(Collected data)

--- Start ---

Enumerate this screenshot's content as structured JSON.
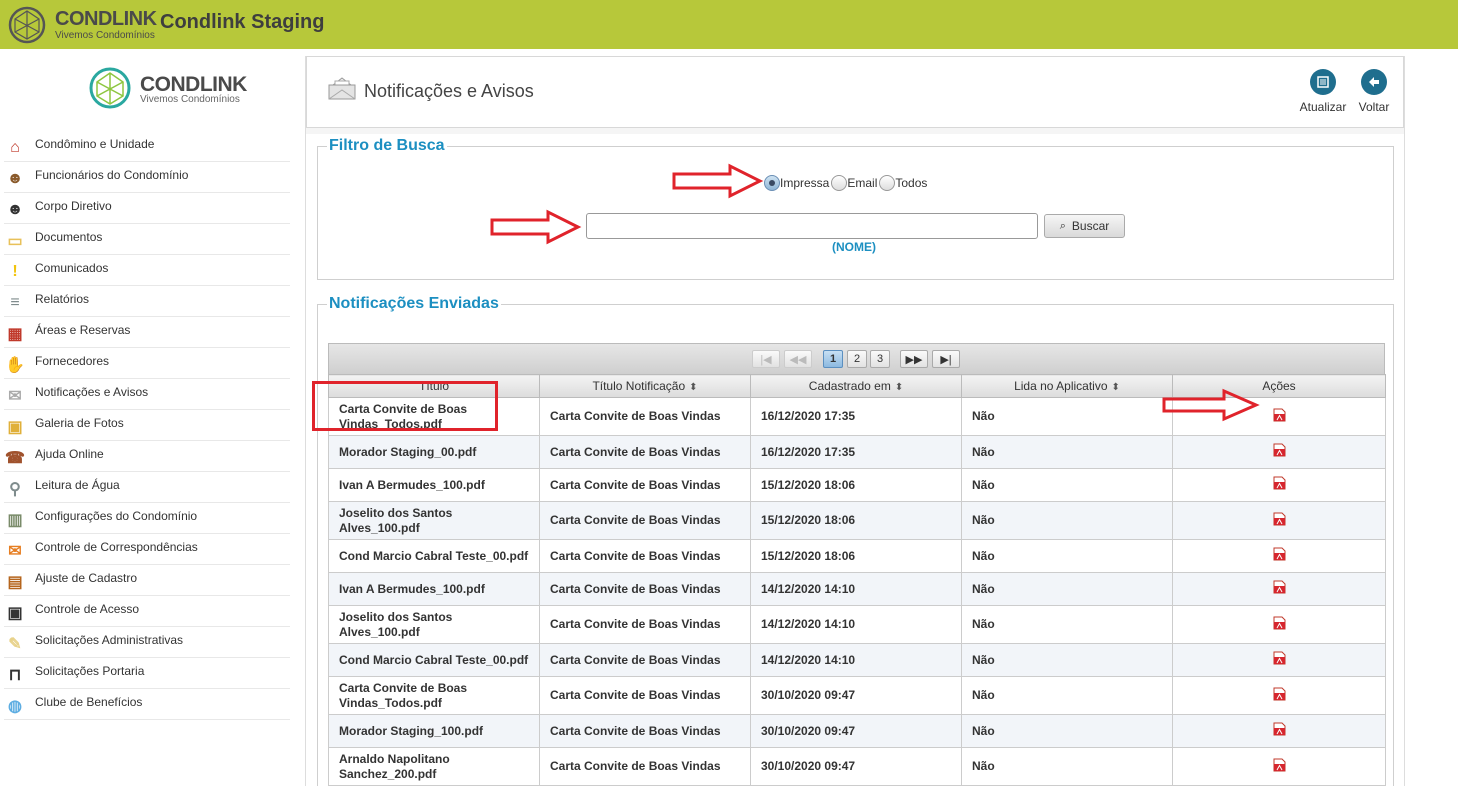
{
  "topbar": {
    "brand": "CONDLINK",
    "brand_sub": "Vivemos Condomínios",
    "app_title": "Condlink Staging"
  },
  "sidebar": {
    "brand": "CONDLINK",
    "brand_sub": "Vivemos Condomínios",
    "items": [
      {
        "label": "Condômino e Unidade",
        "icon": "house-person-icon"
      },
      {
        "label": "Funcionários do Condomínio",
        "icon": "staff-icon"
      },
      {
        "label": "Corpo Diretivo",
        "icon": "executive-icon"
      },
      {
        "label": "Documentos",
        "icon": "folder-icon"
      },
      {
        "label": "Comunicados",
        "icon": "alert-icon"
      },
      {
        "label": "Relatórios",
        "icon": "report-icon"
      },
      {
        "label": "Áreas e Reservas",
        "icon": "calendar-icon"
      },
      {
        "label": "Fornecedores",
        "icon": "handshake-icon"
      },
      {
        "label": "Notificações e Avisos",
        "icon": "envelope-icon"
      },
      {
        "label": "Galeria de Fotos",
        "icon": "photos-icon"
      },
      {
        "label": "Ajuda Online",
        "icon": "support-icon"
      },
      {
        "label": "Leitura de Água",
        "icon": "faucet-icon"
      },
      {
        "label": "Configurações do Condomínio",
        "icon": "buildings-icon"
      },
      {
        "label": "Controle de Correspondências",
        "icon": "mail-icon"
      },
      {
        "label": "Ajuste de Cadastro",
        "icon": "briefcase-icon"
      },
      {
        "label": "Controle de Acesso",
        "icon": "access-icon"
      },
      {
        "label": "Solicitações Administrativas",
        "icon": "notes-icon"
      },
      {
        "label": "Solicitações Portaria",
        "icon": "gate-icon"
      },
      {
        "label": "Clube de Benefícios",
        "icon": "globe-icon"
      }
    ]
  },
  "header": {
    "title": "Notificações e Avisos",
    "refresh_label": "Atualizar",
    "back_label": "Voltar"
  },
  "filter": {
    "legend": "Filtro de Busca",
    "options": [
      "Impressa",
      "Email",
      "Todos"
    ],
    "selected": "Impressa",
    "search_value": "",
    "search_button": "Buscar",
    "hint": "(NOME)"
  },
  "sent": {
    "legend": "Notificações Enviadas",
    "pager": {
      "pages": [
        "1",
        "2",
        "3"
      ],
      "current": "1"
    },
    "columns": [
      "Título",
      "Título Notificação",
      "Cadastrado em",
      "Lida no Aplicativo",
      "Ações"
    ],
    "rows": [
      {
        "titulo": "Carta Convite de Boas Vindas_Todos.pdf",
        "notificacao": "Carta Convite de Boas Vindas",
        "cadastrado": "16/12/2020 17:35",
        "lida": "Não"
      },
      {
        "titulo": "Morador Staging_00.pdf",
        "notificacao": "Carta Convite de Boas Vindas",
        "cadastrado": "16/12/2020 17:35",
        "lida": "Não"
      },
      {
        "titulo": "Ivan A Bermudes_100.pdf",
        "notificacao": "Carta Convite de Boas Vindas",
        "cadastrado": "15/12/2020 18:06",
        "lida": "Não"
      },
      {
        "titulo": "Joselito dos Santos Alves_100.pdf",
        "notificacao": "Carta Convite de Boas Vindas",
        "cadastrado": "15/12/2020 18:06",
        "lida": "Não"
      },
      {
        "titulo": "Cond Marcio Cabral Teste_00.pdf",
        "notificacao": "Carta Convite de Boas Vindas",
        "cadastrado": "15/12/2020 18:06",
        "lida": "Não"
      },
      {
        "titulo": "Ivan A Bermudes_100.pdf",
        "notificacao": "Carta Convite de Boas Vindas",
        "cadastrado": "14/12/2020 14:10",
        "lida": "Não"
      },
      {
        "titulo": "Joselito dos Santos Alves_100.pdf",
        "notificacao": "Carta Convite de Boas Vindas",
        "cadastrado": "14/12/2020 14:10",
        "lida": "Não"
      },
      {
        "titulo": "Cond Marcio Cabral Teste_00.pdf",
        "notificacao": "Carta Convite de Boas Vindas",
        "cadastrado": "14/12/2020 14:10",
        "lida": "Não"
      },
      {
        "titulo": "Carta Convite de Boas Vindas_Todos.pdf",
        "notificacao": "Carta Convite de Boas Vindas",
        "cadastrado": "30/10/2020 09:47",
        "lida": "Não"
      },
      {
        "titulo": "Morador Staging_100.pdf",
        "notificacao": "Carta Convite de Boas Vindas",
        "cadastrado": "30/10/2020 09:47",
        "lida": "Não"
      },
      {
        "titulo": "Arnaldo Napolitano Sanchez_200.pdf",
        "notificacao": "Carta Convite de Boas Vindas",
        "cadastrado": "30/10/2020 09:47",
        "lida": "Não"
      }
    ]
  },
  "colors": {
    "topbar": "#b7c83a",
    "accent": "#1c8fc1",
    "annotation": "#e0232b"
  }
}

--- End ---
--- Start ---

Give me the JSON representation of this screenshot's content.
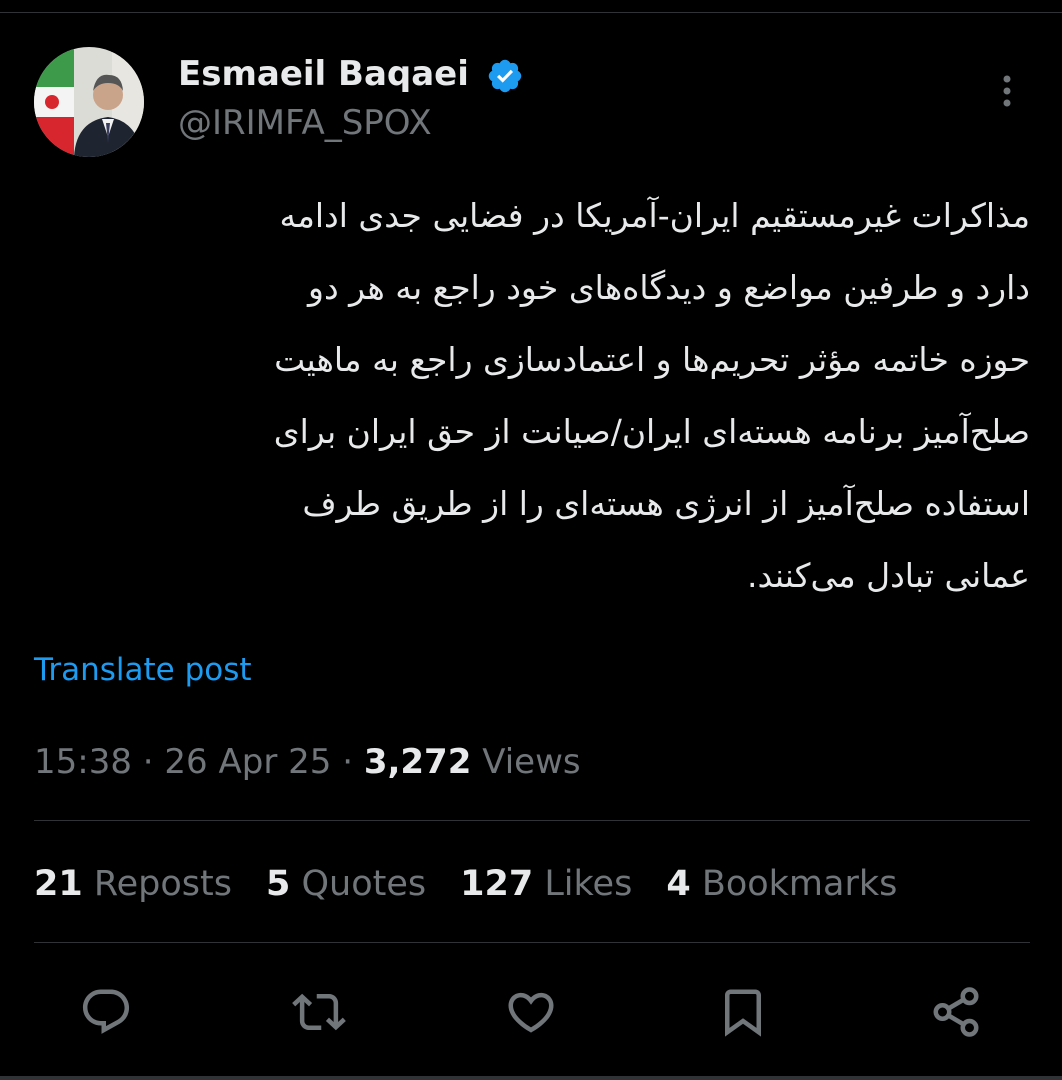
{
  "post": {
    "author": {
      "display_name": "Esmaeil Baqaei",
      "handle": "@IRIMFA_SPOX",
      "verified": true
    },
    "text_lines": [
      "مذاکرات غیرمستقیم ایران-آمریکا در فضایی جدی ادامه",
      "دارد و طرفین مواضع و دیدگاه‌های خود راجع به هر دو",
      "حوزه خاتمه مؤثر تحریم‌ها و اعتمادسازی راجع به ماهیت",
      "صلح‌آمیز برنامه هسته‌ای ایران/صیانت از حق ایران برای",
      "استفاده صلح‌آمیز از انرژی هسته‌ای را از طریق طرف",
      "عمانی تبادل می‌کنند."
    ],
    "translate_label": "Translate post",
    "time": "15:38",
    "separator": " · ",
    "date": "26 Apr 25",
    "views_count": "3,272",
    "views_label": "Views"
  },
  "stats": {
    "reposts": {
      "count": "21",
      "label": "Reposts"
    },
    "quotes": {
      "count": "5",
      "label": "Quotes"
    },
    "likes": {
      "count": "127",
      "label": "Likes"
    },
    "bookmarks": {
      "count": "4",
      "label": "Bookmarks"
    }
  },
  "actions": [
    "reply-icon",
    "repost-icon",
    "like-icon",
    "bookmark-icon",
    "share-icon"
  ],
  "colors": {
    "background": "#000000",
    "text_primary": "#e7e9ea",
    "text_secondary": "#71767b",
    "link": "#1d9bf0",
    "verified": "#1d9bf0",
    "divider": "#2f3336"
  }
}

--- End ---

• **What you are asked to do**:
Find the lines containing "Avisos" and pull them out.

• **Final answer**:
        "label": "Notificações e Avisos",
    "title": "Notificações e Avisos",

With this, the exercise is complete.